Exercise requirements
Show every line containing "Registry" by copying it.
-- start Entries supplied --
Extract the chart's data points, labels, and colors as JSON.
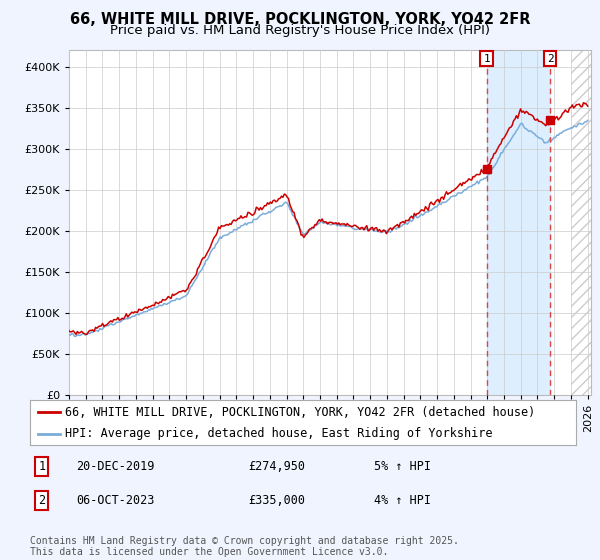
{
  "title_line1": "66, WHITE MILL DRIVE, POCKLINGTON, YORK, YO42 2FR",
  "title_line2": "Price paid vs. HM Land Registry's House Price Index (HPI)",
  "ylim": [
    0,
    420000
  ],
  "yticks": [
    0,
    50000,
    100000,
    150000,
    200000,
    250000,
    300000,
    350000,
    400000
  ],
  "year_start": 1995,
  "year_end": 2026,
  "legend_line1": "66, WHITE MILL DRIVE, POCKLINGTON, YORK, YO42 2FR (detached house)",
  "legend_line2": "HPI: Average price, detached house, East Riding of Yorkshire",
  "sale1_label": "1",
  "sale1_date": "20-DEC-2019",
  "sale1_price": "£274,950",
  "sale1_hpi": "5% ↑ HPI",
  "sale1_year": 2019.96,
  "sale1_value": 274950,
  "sale2_label": "2",
  "sale2_date": "06-OCT-2023",
  "sale2_price": "£335,000",
  "sale2_hpi": "4% ↑ HPI",
  "sale2_year": 2023.77,
  "sale2_value": 335000,
  "red_color": "#cc0000",
  "blue_color": "#7aadda",
  "shade_color": "#ddeeff",
  "dashed_color": "#dd4444",
  "background_color": "#f0f4ff",
  "plot_bg_color": "#ffffff",
  "grid_color": "#cccccc",
  "footer": "Contains HM Land Registry data © Crown copyright and database right 2025.\nThis data is licensed under the Open Government Licence v3.0.",
  "title_fontsize": 10.5,
  "subtitle_fontsize": 9.5,
  "tick_fontsize": 8,
  "legend_fontsize": 8.5,
  "annotation_fontsize": 8.5
}
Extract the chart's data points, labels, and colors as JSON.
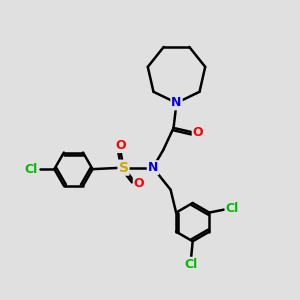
{
  "bg_color": "#e0e0e0",
  "atom_colors": {
    "N": "#0000ee",
    "O": "#ff0000",
    "S": "#ccaa00",
    "Cl": "#00bb00",
    "C": "#000000"
  },
  "bond_color": "#000000",
  "bond_width": 1.8,
  "figsize": [
    3.0,
    3.0
  ],
  "dpi": 100
}
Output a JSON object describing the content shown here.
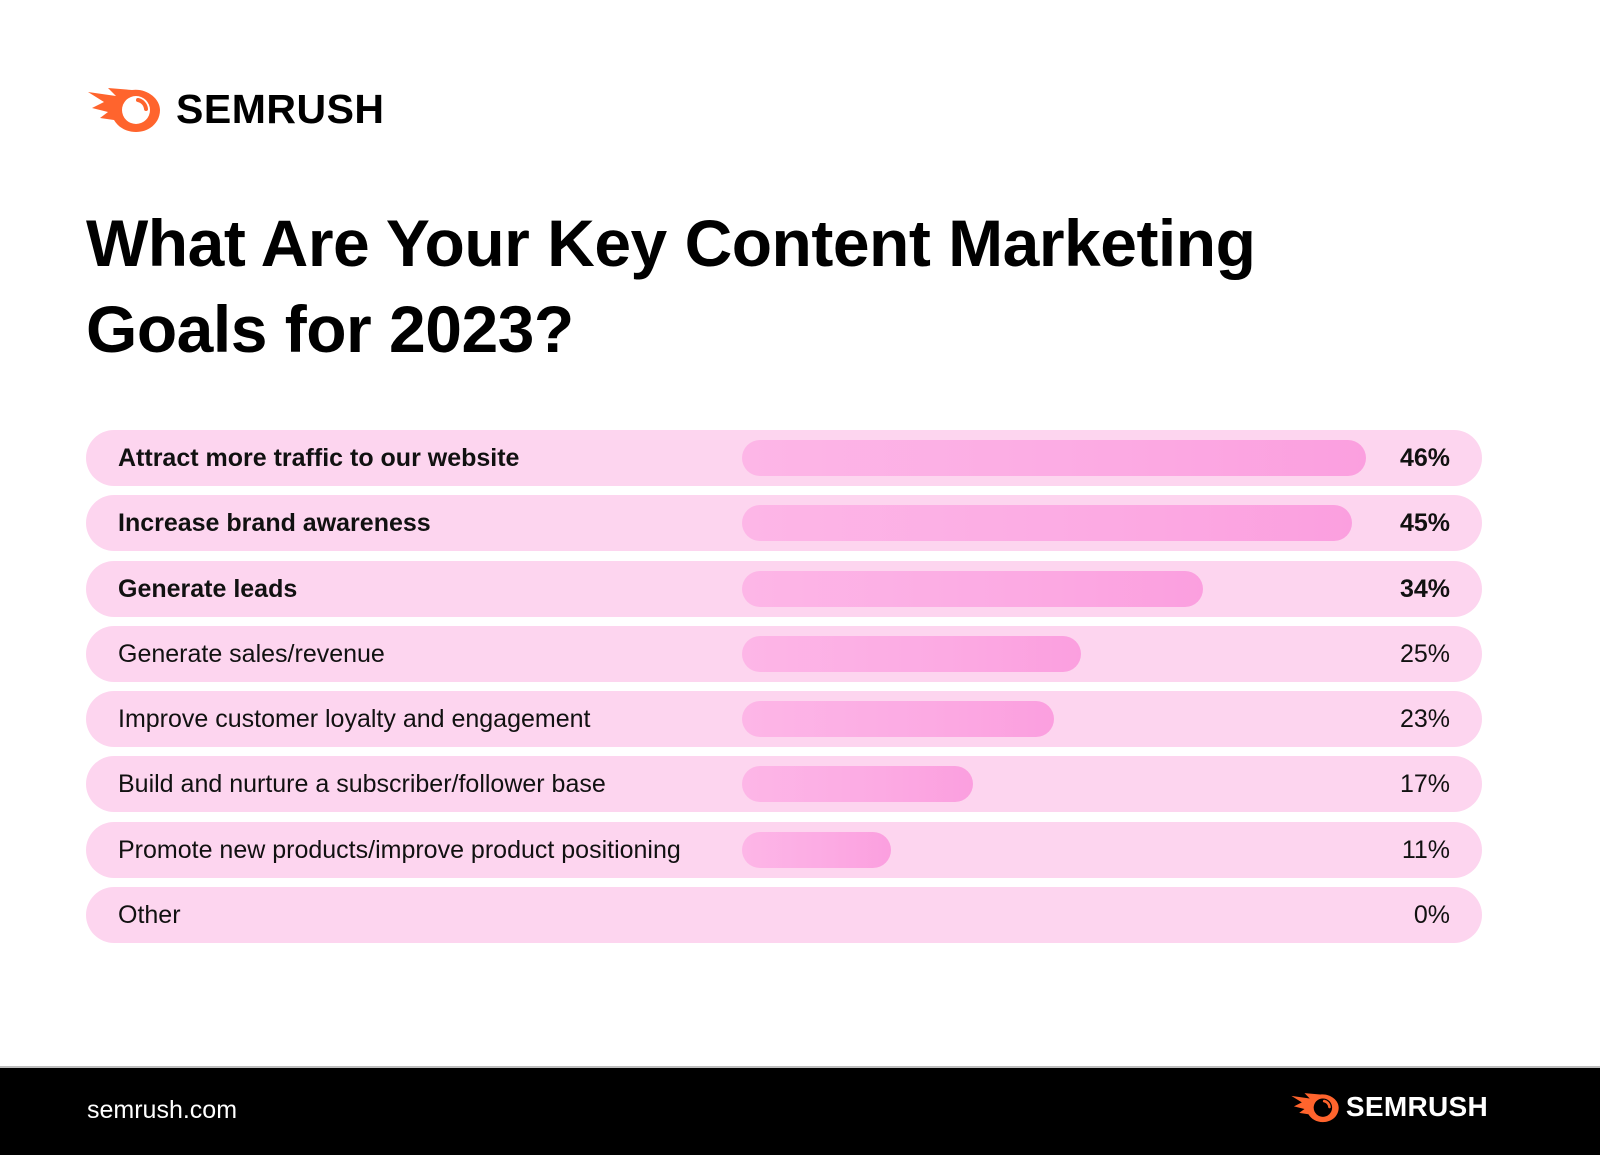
-- end Entries supplied --
Correct response
  "title_line2": "Price paid vs. HM Land Registry's House Price Index (HPI)",
  "footer": "Contains HM Land Registry data © Crown copyright and database right 2025.\nThis data is licensed under the Open Government Licence v3.0.",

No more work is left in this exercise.